• **Task to complete**: From the line containing "Extract all readable text from this page." through the last line of the material, copy every line exactly, both ends inclusive; do not copy pictures.
____ Provided data
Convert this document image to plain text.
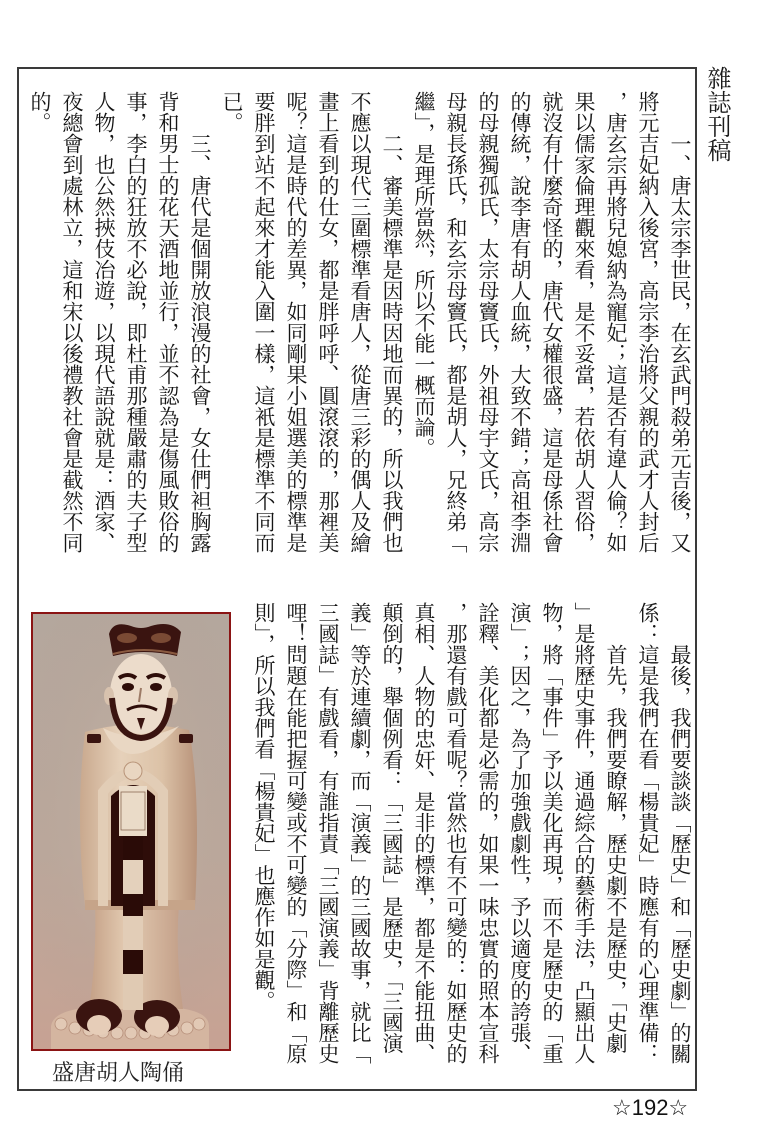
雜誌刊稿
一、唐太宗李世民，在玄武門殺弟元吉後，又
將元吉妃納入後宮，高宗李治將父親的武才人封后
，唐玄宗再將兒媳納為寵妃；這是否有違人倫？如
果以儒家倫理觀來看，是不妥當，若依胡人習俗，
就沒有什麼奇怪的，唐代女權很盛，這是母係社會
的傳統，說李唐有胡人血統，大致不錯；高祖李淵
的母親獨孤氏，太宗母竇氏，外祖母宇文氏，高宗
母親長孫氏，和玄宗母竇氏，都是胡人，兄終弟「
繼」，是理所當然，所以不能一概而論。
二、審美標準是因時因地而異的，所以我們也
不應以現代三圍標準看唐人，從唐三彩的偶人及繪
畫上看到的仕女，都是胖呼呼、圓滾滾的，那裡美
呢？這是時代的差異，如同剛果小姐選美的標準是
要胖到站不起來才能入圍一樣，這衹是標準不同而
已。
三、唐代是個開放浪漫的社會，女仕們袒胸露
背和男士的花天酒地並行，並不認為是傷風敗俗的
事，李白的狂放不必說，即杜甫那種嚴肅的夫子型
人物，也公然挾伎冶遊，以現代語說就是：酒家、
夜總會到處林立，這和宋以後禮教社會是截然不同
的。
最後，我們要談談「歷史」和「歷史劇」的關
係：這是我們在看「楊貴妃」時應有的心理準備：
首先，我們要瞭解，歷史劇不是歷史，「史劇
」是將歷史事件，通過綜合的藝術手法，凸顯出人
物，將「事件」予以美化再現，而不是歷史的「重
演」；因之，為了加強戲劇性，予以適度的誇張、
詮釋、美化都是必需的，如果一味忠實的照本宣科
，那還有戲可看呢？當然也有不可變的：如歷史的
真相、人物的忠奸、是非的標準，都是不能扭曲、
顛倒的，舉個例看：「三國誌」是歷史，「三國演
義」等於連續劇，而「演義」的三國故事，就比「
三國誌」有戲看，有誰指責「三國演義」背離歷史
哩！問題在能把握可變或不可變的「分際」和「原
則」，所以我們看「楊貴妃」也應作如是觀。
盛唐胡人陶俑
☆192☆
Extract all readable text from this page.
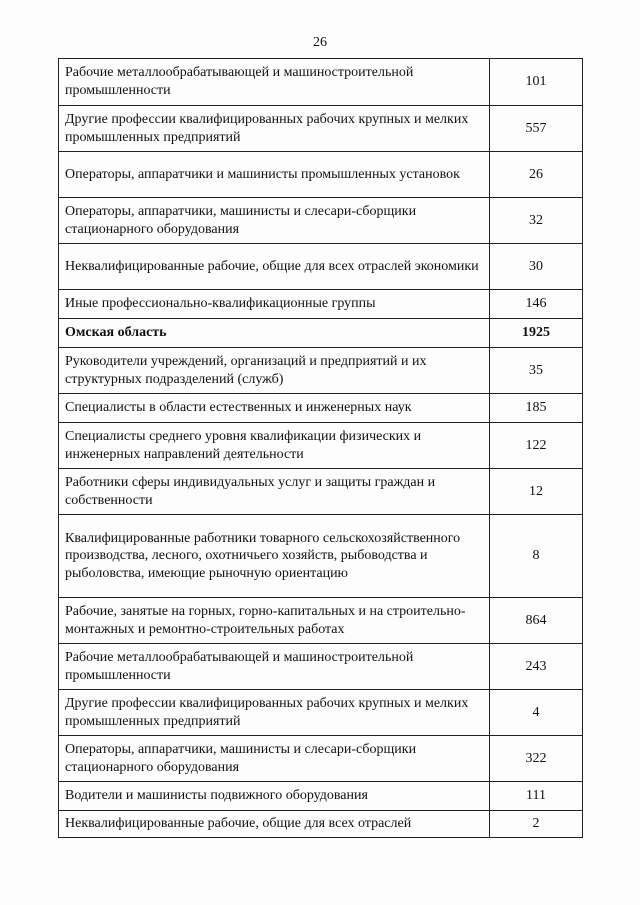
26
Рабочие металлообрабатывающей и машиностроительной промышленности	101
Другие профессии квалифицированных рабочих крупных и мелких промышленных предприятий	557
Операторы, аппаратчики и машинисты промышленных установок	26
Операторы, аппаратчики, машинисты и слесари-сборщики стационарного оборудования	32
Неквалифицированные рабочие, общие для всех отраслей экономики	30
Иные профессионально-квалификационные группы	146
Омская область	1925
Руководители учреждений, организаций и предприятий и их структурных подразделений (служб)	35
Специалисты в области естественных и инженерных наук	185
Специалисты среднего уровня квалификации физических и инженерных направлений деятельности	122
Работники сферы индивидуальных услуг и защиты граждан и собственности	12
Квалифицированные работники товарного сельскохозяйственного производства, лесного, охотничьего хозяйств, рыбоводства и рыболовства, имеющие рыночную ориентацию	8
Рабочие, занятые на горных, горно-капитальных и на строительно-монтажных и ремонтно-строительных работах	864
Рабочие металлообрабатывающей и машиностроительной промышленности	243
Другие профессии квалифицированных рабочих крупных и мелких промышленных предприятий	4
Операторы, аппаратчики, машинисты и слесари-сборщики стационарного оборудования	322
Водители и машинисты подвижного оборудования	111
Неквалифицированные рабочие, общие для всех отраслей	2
________
• **Task result**:
Extract all readable text from this page.
26
Рабочие металлообрабатывающей и машиностроительной промышленности	101
Другие профессии квалифицированных рабочих крупных и мелких промышленных предприятий	557
Операторы, аппаратчики и машинисты промышленных установок	26
Операторы, аппаратчики, машинисты и слесари-сборщики стационарного оборудования	32
Неквалифицированные рабочие, общие для всех отраслей экономики	30
Иные профессионально-квалификационные группы	146
Омская область	1925
Руководители учреждений, организаций и предприятий и их структурных подразделений (служб)	35
Специалисты в области естественных и инженерных наук	185
Специалисты среднего уровня квалификации физических и инженерных направлений деятельности	122
Работники сферы индивидуальных услуг и защиты граждан и собственности	12
Квалифицированные работники товарного сельскохозяйственного производства, лесного, охотничьего хозяйств, рыбоводства и рыболовства, имеющие рыночную ориентацию	8
Рабочие, занятые на горных, горно-капитальных и на строительно-монтажных и ремонтно-строительных работах	864
Рабочие металлообрабатывающей и машиностроительной промышленности	243
Другие профессии квалифицированных рабочих крупных и мелких промышленных предприятий	4
Операторы, аппаратчики, машинисты и слесари-сборщики стационарного оборудования	322
Водители и машинисты подвижного оборудования	111
Неквалифицированные рабочие, общие для всех отраслей	2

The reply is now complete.